Copy each line below that includes "seguro".

----------

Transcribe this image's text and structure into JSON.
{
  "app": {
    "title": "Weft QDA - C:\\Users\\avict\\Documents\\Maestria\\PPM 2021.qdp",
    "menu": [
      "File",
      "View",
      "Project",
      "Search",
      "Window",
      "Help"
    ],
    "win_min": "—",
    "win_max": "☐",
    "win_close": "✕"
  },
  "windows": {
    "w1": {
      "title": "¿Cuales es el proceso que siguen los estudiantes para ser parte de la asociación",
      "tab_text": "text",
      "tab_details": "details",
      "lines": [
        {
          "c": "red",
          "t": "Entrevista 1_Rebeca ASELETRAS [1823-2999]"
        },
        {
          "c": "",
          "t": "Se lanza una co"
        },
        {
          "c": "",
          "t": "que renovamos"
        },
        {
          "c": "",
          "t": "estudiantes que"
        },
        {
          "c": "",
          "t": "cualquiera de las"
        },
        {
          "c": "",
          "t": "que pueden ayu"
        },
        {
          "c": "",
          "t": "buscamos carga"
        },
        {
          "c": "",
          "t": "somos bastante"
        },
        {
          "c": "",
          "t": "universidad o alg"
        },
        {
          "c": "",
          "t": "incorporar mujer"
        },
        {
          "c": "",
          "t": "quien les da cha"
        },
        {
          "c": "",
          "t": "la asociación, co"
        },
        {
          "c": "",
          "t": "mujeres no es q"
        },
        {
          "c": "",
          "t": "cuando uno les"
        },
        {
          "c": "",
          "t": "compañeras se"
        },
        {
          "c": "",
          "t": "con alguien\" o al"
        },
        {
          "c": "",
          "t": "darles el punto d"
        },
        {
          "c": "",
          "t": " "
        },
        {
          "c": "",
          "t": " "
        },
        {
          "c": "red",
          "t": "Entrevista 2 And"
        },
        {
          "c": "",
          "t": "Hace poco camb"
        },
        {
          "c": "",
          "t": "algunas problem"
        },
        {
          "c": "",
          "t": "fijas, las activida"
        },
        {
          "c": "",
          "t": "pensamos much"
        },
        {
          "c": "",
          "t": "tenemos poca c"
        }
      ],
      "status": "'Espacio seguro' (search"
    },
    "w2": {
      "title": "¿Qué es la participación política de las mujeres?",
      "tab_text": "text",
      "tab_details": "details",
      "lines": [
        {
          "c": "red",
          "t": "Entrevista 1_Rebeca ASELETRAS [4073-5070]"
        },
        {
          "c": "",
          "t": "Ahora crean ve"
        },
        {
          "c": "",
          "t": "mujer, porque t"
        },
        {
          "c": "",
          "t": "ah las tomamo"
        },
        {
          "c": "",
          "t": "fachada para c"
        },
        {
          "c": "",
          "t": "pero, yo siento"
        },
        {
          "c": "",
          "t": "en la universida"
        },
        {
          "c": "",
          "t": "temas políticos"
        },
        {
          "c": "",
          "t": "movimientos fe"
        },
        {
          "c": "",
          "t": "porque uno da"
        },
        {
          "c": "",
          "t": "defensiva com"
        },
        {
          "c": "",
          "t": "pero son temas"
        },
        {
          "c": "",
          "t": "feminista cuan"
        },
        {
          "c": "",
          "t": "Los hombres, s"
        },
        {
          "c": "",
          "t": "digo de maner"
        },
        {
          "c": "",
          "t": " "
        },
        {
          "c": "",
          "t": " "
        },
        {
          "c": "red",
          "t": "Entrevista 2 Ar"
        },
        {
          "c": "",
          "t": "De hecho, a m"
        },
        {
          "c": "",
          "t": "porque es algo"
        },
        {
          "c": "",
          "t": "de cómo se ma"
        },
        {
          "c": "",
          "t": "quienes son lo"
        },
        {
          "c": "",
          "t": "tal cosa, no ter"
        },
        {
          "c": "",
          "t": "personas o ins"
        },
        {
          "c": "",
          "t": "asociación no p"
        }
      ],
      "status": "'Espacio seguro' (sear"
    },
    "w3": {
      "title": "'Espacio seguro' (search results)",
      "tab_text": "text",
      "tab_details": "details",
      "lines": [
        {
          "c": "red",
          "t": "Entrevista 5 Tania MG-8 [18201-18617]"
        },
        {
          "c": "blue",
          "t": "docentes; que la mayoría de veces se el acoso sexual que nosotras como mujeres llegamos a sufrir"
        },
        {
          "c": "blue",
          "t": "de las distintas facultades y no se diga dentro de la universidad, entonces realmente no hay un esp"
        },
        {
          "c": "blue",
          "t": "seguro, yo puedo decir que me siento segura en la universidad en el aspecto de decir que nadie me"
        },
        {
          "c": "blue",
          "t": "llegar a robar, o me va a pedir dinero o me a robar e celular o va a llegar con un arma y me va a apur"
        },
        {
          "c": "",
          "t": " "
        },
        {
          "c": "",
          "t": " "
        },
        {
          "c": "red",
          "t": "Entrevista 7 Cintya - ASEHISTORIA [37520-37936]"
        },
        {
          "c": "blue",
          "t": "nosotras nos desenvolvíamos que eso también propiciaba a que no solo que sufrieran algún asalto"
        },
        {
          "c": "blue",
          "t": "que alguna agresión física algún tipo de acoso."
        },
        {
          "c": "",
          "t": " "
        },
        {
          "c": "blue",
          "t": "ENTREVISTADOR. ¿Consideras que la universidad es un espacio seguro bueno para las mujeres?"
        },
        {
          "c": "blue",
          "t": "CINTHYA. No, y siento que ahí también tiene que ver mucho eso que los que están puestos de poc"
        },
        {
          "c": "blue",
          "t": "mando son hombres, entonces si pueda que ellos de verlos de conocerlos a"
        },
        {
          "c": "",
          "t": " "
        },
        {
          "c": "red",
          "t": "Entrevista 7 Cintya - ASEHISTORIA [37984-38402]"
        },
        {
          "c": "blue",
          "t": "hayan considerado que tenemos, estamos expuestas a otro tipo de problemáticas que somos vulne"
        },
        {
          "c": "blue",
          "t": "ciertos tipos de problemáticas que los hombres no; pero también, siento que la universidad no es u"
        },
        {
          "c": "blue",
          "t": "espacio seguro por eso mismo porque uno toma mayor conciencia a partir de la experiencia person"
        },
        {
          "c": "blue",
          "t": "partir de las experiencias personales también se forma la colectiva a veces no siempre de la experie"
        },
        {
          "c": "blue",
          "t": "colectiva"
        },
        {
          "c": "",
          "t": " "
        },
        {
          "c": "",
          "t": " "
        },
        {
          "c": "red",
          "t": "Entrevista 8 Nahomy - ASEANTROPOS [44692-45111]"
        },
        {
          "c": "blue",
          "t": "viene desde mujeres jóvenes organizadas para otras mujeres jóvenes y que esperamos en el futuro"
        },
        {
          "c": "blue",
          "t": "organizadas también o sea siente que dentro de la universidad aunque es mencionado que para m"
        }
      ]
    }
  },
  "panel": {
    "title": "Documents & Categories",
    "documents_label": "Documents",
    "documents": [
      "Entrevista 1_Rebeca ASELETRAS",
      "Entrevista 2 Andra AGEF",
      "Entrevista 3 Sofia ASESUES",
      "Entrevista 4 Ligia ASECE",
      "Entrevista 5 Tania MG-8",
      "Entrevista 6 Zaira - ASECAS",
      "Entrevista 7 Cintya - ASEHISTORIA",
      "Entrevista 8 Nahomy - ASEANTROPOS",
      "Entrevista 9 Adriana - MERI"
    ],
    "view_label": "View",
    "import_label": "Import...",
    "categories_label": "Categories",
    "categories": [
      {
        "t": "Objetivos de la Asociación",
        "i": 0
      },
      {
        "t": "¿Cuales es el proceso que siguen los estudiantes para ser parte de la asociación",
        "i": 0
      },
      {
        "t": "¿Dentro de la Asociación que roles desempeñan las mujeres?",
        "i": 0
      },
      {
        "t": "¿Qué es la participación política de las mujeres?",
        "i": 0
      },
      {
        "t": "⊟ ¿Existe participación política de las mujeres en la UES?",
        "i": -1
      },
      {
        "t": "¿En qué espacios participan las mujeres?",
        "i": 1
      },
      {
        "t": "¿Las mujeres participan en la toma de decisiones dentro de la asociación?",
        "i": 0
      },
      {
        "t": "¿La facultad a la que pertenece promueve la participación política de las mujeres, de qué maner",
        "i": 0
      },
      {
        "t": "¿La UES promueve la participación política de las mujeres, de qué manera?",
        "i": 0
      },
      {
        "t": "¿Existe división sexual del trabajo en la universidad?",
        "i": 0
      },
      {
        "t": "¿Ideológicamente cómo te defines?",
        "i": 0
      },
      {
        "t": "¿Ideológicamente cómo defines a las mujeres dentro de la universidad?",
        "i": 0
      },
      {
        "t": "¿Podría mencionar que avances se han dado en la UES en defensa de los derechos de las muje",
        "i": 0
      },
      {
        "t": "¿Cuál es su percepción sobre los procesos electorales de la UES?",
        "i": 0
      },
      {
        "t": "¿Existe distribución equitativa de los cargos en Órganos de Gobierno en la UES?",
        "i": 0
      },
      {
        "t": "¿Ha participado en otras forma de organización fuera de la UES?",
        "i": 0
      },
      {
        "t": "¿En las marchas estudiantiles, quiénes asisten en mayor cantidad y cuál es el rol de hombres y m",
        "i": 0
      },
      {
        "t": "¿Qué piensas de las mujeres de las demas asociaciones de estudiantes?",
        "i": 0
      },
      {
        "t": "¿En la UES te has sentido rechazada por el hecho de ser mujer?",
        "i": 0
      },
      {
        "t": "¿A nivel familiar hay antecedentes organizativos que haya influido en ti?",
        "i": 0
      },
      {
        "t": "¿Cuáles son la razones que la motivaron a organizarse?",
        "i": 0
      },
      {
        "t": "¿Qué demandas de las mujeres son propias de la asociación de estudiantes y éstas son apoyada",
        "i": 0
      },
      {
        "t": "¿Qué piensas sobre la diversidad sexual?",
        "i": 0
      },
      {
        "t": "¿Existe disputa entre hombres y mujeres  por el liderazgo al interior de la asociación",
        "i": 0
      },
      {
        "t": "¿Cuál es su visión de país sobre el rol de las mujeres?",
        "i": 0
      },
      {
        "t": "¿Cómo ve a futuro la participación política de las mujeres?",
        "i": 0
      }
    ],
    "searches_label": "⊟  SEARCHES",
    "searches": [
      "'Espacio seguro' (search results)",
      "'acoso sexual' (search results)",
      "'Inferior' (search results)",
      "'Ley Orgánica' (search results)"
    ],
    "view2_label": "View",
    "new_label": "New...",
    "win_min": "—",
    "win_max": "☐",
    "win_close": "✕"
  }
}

----------

**EXERCISE RESULT:**
      "status": "'Espacio seguro' (search"
      "status": "'Espacio seguro' (sear"
      "title": "'Espacio seguro' (search results)",
          "t": "seguro, yo puedo decir que me siento segura en la universidad en el aspecto de decir que nadie me"
          "t": "ENTREVISTADOR. ¿Consideras que la universidad es un espacio seguro bueno para las mujeres?"
          "t": "espacio seguro por eso mismo porque uno toma mayor conciencia a partir de la experiencia person"
      "'Espacio seguro' (search results)",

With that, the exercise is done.